§ Problems to work on:
a. In the comments about visiting Kyiv, which month and year did the first commenter visit the city?
b. Extend the comments about visiting Ukraine by writing what follows the last one shown.

§ Page excerpt:
● ● ● ● ● ● ●

    This is what it looks like now:

  • I visited Kyiv in July 2021. It was bustling, friendly, often beautiful, and surprisingly hot and humid. Also it was not so flat as most of the country. The many monasteries reminded me of wedding cakes in their layers and trimmings. I hired a guide for one day. Right up to Feb 23 she assured me that Putin was bluffing. We had also talked about Yanukovich (back in July) and she defended that their economy was better under his rule (as Putin's puppet?). I chose not to press things and just keep it light. She's a refugee in Italy now. I would really like to return but so much is destroyed throughout the country that it would probably depress me. I know that the street around the Metro station nearest my hotel was heavily hit. I walked down Peremohy Avenue, and seeing pictures of T90 tanks moving down seemed surreal. How they pushed them out is still a mystery to me.

  • @CuddleDuncan Have a satisfying, safe trip. I wouldn't do what you are doing, but I think you'll be fine. You are an intelligent person making a thoughtful, informed decision. Please spend a lot of money there, seriously. Even before I saw the pics here, I was under the impression that Ukraine had some beautiful spots.
● ● ● ● ● ● ●
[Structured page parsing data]
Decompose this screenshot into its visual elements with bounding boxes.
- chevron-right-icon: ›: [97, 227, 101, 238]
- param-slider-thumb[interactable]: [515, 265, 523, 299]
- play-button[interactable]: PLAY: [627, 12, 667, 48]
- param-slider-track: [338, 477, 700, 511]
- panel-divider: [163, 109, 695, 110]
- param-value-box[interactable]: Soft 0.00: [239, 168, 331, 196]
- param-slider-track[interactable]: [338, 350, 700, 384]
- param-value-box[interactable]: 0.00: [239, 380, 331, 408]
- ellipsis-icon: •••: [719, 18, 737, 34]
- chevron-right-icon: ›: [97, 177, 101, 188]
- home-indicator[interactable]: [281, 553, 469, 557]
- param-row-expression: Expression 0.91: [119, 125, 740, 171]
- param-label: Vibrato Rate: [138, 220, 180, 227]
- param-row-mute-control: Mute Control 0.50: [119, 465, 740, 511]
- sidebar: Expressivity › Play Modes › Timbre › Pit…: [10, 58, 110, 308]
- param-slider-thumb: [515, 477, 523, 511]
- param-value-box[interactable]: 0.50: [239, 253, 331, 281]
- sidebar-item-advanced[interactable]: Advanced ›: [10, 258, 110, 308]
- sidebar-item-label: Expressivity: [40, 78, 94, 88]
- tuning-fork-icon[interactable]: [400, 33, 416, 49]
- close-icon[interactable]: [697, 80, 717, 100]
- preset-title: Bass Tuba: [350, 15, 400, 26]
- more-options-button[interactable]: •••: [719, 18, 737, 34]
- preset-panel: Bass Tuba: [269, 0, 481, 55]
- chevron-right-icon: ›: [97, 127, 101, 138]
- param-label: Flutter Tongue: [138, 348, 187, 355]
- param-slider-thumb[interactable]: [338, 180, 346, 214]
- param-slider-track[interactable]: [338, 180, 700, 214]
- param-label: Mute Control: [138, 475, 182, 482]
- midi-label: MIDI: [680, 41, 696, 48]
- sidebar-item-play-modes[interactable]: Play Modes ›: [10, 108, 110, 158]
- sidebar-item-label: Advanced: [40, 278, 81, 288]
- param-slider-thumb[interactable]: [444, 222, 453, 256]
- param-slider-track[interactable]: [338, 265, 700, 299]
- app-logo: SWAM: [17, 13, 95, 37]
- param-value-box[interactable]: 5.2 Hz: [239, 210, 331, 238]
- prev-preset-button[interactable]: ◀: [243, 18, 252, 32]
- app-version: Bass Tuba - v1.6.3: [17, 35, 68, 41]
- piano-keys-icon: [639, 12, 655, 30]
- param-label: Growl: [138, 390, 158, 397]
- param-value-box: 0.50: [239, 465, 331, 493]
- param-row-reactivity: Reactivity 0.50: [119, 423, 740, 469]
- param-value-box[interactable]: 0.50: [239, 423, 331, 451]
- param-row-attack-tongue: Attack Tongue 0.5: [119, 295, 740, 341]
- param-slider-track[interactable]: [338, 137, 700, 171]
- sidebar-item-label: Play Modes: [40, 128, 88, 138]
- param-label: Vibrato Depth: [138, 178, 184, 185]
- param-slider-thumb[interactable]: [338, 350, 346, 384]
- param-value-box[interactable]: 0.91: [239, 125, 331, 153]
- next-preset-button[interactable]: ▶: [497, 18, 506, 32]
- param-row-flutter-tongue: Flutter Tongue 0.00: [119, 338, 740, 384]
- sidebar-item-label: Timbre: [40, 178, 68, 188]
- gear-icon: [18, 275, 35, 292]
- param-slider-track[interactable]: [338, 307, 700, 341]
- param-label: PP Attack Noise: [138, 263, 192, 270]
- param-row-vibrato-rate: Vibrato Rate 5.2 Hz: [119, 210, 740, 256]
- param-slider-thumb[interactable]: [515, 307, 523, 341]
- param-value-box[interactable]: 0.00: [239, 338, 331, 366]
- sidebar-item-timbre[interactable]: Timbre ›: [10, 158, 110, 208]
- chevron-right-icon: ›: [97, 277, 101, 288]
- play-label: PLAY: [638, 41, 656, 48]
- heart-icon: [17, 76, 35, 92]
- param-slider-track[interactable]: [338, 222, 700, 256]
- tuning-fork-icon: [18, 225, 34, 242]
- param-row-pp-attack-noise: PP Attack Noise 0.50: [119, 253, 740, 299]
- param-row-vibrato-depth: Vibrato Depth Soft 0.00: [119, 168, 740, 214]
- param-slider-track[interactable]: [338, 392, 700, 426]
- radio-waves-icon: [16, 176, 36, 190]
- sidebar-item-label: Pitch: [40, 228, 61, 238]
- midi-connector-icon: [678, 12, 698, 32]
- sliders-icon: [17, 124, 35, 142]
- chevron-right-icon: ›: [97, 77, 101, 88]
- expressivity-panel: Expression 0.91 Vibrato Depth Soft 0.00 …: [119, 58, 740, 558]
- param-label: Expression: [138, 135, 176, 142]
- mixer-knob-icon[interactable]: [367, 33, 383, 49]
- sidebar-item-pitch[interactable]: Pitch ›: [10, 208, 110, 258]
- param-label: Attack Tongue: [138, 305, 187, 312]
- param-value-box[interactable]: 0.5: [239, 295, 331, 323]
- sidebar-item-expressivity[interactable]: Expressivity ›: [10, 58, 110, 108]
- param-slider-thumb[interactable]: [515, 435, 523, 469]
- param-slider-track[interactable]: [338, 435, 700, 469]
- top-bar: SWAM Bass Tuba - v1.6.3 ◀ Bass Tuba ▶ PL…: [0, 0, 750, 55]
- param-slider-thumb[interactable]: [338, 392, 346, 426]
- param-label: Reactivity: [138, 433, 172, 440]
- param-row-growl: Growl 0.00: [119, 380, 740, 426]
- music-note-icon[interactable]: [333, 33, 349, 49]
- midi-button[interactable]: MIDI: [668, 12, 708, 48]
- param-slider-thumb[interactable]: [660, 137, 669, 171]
● ● ● ● ● ● ●
§ Answers for this exercise:
a. July 2021.

b.
  • edited June 2022

    I’ve dreamed about heading to Bukovina in western Ukraine, just to see where my great-great grandparents had fled in 1910. They discarded everything about their heritage when they landed in Canada, and did not even let their children have access to the culture. The family last name was Anglicized to sound British, in the 1940s.

    To this day I am not entirely sure of who they were, what they spoke, their culture…that area of the country was battered by the Austro-Hungarian empire, and on the immigration documents my great great grandparents are described as Ruthenians who came from Roumania. But we were taught by my great grandfather that they were Ukrainians, who rejected that ethnonym.

    And I’m still not sure what they could have been running from.

  • @Catloaf I wish we knew your heritage. I just hate that people have to flee for their lives and basically abandon who they used to be.

  • [Deleted User]GoodRightHook (deleted user)

    People have taken picnic baskets to active battlefields for as long as there have been battles...

    Hell if I can understand why.

  • edited December 2022

    In view of the latest horrific news from Ukraine, here's a lovely picture of what it looks like in happier days.

    Carpathian mountains, Ukraine. Freepik.com

  • edited December 2022

    In Kharkiv the city council have put the municipal Christmas tree underground, where it will be relatively safe.

    Kharkovskiye Izviestiya via DefenceU/Twitter and the New York Post

  • Enjoy your trip.

  • I’m probably an outlier in terms of my willingness to travel to war-torn and poverty-stricken parts of the world. But I have always felt this way. If someone tells me that one in ten visitors to (destination) will have firsthand negative repercussions as a result of (current event) struggles there, I’m usually like, I’m ok with those odds.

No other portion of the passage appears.